Write the material out again exactly.
----- Extracted data -----
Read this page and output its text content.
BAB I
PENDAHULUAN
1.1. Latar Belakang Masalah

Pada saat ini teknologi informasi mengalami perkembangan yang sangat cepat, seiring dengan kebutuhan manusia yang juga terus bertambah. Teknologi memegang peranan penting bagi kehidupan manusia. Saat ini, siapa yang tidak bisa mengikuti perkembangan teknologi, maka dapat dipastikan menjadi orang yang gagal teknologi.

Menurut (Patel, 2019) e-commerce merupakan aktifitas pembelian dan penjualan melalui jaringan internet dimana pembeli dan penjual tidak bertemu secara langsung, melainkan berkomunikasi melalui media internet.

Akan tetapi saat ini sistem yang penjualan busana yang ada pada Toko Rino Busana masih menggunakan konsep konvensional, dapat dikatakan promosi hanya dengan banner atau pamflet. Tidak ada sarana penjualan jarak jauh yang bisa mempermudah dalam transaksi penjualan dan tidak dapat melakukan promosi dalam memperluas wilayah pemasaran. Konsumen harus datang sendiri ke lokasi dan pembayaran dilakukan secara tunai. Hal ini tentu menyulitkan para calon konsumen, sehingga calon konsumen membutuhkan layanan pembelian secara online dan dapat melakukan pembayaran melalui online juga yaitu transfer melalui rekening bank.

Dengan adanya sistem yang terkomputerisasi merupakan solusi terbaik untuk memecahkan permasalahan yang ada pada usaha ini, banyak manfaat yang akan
-----
## Output for this exercise:
Read this page and output its text content.
BAB I
PENDAHULUAN
1.1. Latar Belakang Masalah

Pada saat ini teknologi informasi mengalami perkembangan yang sangat cepat, seiring dengan kebutuhan manusia yang juga terus bertambah. Teknologi memegang peranan penting bagi kehidupan manusia. Saat ini, siapa yang tidak bisa mengikuti perkembangan teknologi, maka dapat dipastikan menjadi orang yang gagal teknologi.

Menurut (Patel, 2019) e-commerce merupakan aktifitas pembelian dan penjualan melalui jaringan internet dimana pembeli dan penjual tidak bertemu secara langsung, melainkan berkomunikasi melalui media internet.

Akan tetapi saat ini sistem yang penjualan busana yang ada pada Toko Rino Busana masih menggunakan konsep konvensional, dapat dikatakan promosi hanya dengan banner atau pamflet. Tidak ada sarana penjualan jarak jauh yang bisa mempermudah dalam transaksi penjualan dan tidak dapat melakukan promosi dalam memperluas wilayah pemasaran. Konsumen harus datang sendiri ke lokasi dan pembayaran dilakukan secara tunai. Hal ini tentu menyulitkan para calon konsumen, sehingga calon konsumen membutuhkan layanan pembelian secara online dan dapat melakukan pembayaran melalui online juga yaitu transfer melalui rekening bank.

Dengan adanya sistem yang terkomputerisasi merupakan solusi terbaik untuk memecahkan permasalahan yang ada pada usaha ini, banyak manfaat yang akan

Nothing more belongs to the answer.